====== Source records

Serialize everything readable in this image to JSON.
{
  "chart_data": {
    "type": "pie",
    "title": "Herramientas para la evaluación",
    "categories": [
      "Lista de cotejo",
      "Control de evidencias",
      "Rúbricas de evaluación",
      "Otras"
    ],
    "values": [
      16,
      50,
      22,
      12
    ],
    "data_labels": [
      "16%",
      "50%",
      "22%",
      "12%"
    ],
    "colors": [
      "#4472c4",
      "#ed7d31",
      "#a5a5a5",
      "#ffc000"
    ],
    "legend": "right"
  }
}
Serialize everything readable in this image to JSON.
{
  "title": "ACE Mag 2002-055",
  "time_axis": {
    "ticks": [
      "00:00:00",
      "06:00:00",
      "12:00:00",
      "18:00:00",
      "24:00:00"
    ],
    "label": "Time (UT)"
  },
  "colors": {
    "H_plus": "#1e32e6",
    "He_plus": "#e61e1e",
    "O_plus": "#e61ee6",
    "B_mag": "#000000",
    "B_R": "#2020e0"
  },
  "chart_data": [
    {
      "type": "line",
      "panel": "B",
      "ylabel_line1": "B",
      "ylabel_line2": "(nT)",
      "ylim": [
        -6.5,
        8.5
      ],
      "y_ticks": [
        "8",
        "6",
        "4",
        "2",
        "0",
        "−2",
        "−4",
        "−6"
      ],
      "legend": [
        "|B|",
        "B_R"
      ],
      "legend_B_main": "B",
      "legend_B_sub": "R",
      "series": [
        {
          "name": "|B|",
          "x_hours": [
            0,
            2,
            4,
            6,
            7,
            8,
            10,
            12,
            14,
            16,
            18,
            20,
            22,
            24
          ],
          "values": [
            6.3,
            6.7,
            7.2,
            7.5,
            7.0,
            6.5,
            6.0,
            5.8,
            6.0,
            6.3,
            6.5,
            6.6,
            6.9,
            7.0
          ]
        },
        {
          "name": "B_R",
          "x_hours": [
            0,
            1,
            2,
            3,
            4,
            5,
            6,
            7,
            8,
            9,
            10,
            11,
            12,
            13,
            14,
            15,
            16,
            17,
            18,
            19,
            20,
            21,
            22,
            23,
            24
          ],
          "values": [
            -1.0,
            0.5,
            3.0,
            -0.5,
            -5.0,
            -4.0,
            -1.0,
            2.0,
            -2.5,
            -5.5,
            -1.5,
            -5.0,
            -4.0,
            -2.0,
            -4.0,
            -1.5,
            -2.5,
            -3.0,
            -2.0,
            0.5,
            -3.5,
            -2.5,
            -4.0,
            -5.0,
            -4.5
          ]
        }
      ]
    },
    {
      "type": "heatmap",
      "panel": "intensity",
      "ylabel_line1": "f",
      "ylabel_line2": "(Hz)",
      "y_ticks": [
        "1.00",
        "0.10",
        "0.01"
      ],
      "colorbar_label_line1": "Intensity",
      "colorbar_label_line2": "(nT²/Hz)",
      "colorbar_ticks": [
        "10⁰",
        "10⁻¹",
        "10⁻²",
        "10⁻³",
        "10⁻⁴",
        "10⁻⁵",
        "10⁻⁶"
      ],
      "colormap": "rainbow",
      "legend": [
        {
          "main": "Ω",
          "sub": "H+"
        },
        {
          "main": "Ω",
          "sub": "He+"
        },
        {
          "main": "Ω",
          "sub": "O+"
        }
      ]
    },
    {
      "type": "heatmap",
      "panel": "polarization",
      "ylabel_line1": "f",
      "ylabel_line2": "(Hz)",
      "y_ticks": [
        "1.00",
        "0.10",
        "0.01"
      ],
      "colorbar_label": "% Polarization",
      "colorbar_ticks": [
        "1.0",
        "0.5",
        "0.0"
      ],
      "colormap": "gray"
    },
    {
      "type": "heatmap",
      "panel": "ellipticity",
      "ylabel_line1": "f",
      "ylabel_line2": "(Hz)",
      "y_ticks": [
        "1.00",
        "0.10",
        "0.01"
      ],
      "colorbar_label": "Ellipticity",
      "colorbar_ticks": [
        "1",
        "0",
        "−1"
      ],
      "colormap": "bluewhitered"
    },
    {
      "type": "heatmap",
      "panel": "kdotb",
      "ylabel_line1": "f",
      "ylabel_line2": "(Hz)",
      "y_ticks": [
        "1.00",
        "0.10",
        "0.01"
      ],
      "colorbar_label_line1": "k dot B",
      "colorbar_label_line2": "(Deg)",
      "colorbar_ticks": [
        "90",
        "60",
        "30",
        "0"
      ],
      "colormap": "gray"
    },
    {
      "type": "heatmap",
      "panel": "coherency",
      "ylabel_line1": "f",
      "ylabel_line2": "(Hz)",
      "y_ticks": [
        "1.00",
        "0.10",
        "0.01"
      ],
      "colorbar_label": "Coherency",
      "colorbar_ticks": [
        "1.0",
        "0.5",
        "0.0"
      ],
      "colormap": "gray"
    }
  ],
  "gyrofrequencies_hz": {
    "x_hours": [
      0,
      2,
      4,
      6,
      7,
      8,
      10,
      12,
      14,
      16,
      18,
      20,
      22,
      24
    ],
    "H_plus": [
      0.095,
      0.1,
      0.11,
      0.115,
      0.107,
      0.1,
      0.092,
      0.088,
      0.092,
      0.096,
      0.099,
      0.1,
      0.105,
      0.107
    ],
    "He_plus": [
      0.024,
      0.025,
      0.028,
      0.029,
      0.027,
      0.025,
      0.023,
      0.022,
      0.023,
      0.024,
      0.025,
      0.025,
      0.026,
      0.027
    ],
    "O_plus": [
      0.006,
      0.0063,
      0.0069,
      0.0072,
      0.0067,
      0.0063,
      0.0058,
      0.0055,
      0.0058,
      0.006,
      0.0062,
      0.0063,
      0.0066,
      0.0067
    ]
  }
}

============

Please output the entries above, every line exactly as it reads.

- **Finished task**:
Serialize everything readable in this image to JSON.
{
  "chart_data": {
    "type": "pie",
    "title": "Herramientas para la evaluación",
    "categories": [
      "Lista de cotejo",
      "Control de evidencias",
      "Rúbricas de evaluación",
      "Otras"
    ],
    "values": [
      16,
      50,
      22,
      12
    ],
    "data_labels": [
      "16%",
      "50%",
      "22%",
      "12%"
    ],
    "colors": [
      "#4472c4",
      "#ed7d31",
      "#a5a5a5",
      "#ffc000"
    ],
    "legend": "right"
  }
}
Serialize everything readable in this image to JSON.
{
  "title": "ACE Mag 2002-055",
  "time_axis": {
    "ticks": [
      "00:00:00",
      "06:00:00",
      "12:00:00",
      "18:00:00",
      "24:00:00"
    ],
    "label": "Time (UT)"
  },
  "colors": {
    "H_plus": "#1e32e6",
    "He_plus": "#e61e1e",
    "O_plus": "#e61ee6",
    "B_mag": "#000000",
    "B_R": "#2020e0"
  },
  "chart_data": [
    {
      "type": "line",
      "panel": "B",
      "ylabel_line1": "B",
      "ylabel_line2": "(nT)",
      "ylim": [
        -6.5,
        8.5
      ],
      "y_ticks": [
        "8",
        "6",
        "4",
        "2",
        "0",
        "−2",
        "−4",
        "−6"
      ],
      "legend": [
        "|B|",
        "B_R"
      ],
      "legend_B_main": "B",
      "legend_B_sub": "R",
      "series": [
        {
          "name": "|B|",
          "x_hours": [
            0,
            2,
            4,
            6,
            7,
            8,
            10,
            12,
            14,
            16,
            18,
            20,
            22,
            24
          ],
          "values": [
            6.3,
            6.7,
            7.2,
            7.5,
            7.0,
            6.5,
            6.0,
            5.8,
            6.0,
            6.3,
            6.5,
            6.6,
            6.9,
            7.0
          ]
        },
        {
          "name": "B_R",
          "x_hours": [
            0,
            1,
            2,
            3,
            4,
            5,
            6,
            7,
            8,
            9,
            10,
            11,
            12,
            13,
            14,
            15,
            16,
            17,
            18,
            19,
            20,
            21,
            22,
            23,
            24
          ],
          "values": [
            -1.0,
            0.5,
            3.0,
            -0.5,
            -5.0,
            -4.0,
            -1.0,
            2.0,
            -2.5,
            -5.5,
            -1.5,
            -5.0,
            -4.0,
            -2.0,
            -4.0,
            -1.5,
            -2.5,
            -3.0,
            -2.0,
            0.5,
            -3.5,
            -2.5,
            -4.0,
            -5.0,
            -4.5
          ]
        }
      ]
    },
    {
      "type": "heatmap",
      "panel": "intensity",
      "ylabel_line1": "f",
      "ylabel_line2": "(Hz)",
      "y_ticks": [
        "1.00",
        "0.10",
        "0.01"
      ],
      "colorbar_label_line1": "Intensity",
      "colorbar_label_line2": "(nT²/Hz)",
      "colorbar_ticks": [
        "10⁰",
        "10⁻¹",
        "10⁻²",
        "10⁻³",
        "10⁻⁴",
        "10⁻⁵",
        "10⁻⁶"
      ],
      "colormap": "rainbow",
      "legend": [
        {
          "main": "Ω",
          "sub": "H+"
        },
        {
          "main": "Ω",
          "sub": "He+"
        },
        {
          "main": "Ω",
          "sub": "O+"
        }
      ]
    },
    {
      "type": "heatmap",
      "panel": "polarization",
      "ylabel_line1": "f",
      "ylabel_line2": "(Hz)",
      "y_ticks": [
        "1.00",
        "0.10",
        "0.01"
      ],
      "colorbar_label": "% Polarization",
      "colorbar_ticks": [
        "1.0",
        "0.5",
        "0.0"
      ],
      "colormap": "gray"
    },
    {
      "type": "heatmap",
      "panel": "ellipticity",
      "ylabel_line1": "f",
      "ylabel_line2": "(Hz)",
      "y_ticks": [
        "1.00",
        "0.10",
        "0.01"
      ],
      "colorbar_label": "Ellipticity",
      "colorbar_ticks": [
        "1",
        "0",
        "−1"
      ],
      "colormap": "bluewhitered"
    },
    {
      "type": "heatmap",
      "panel": "kdotb",
      "ylabel_line1": "f",
      "ylabel_line2": "(Hz)",
      "y_ticks": [
        "1.00",
        "0.10",
        "0.01"
      ],
      "colorbar_label_line1": "k dot B",
      "colorbar_label_line2": "(Deg)",
      "colorbar_ticks": [
        "90",
        "60",
        "30",
        "0"
      ],
      "colormap": "gray"
    },
    {
      "type": "heatmap",
      "panel": "coherency",
      "ylabel_line1": "f",
      "ylabel_line2": "(Hz)",
      "y_ticks": [
        "1.00",
        "0.10",
        "0.01"
      ],
      "colorbar_label": "Coherency",
      "colorbar_ticks": [
        "1.0",
        "0.5",
        "0.0"
      ],
      "colormap": "gray"
    }
  ],
  "gyrofrequencies_hz": {
    "x_hours": [
      0,
      2,
      4,
      6,
      7,
      8,
      10,
      12,
      14,
      16,
      18,
      20,
      22,
      24
    ],
    "H_plus": [
      0.095,
      0.1,
      0.11,
      0.115,
      0.107,
      0.1,
      0.092,
      0.088,
      0.092,
      0.096,
      0.099,
      0.1,
      0.105,
      0.107
    ],
    "He_plus": [
      0.024,
      0.025,
      0.028,
      0.029,
      0.027,
      0.025,
      0.023,
      0.022,
      0.023,
      0.024,
      0.025,
      0.025,
      0.026,
      0.027
    ],
    "O_plus": [
      0.006,
      0.0063,
      0.0069,
      0.0072,
      0.0067,
      0.0063,
      0.0058,
      0.0055,
      0.0058,
      0.006,
      0.0062,
      0.0063,
      0.0066,
      0.0067
    ]
  }
}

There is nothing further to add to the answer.